— Start —
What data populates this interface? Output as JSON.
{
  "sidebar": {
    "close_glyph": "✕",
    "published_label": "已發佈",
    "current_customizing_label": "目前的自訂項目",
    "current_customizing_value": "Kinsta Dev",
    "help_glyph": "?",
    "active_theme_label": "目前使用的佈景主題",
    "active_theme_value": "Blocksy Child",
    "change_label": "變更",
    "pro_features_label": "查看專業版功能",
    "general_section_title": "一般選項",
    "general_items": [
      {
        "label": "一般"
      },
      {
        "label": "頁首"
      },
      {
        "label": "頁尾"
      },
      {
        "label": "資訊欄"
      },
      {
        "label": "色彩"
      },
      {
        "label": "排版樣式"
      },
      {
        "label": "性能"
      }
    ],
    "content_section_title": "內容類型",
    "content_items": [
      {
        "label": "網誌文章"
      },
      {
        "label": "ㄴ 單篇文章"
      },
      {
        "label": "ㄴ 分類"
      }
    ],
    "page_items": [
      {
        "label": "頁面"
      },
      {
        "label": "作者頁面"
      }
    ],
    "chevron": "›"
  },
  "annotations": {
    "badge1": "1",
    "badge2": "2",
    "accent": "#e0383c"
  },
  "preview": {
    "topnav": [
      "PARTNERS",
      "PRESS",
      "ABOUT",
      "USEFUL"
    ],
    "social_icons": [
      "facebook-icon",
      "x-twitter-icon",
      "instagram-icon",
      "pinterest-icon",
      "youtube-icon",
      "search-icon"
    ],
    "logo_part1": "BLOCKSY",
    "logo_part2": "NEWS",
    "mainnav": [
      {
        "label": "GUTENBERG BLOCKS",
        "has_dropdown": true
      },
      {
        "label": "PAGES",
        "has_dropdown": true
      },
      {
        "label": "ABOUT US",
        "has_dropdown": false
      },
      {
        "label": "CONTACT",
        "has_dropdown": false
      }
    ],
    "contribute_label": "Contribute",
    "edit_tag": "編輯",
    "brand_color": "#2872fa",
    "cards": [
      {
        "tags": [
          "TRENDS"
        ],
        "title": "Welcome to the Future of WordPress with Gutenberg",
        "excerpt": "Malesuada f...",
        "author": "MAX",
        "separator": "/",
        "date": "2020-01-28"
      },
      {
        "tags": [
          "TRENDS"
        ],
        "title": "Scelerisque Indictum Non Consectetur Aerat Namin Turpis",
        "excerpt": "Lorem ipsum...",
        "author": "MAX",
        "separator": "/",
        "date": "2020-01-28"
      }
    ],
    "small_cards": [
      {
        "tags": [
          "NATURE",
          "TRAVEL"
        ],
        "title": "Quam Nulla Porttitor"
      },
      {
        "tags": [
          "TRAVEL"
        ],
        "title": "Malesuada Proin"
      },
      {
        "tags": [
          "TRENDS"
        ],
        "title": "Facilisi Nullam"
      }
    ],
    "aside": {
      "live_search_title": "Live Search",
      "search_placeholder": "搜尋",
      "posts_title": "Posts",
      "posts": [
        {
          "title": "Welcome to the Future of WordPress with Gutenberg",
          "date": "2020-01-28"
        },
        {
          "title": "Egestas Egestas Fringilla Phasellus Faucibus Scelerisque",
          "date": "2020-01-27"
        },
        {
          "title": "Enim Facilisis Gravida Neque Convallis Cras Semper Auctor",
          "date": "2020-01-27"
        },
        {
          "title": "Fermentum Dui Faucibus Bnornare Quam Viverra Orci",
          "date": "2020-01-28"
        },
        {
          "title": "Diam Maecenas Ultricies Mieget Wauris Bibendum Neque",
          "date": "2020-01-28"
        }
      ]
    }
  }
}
— End —
• _Exercise objective_: The string "Future" may appear in lines of the listing above; tally those lines and give the number only.

• _Response to the task_: 2